- _Goal_: Tally the lines holding "Managing" and state only that figure.

** start of Supplied material **

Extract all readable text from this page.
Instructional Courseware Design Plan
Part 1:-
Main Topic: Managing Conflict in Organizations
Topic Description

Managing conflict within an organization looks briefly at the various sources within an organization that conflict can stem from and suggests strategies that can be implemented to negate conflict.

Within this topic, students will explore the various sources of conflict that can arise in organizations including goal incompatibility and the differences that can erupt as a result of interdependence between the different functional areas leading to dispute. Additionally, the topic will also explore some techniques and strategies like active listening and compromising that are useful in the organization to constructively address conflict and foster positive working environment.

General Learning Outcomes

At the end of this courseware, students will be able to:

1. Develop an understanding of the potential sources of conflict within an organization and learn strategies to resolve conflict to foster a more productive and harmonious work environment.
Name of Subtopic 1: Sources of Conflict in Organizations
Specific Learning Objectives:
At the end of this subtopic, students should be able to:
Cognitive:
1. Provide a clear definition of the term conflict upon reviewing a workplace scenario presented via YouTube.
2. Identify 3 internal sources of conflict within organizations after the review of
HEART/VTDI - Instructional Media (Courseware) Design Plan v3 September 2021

** end of Supplied material **

- _Solved exercise_: 2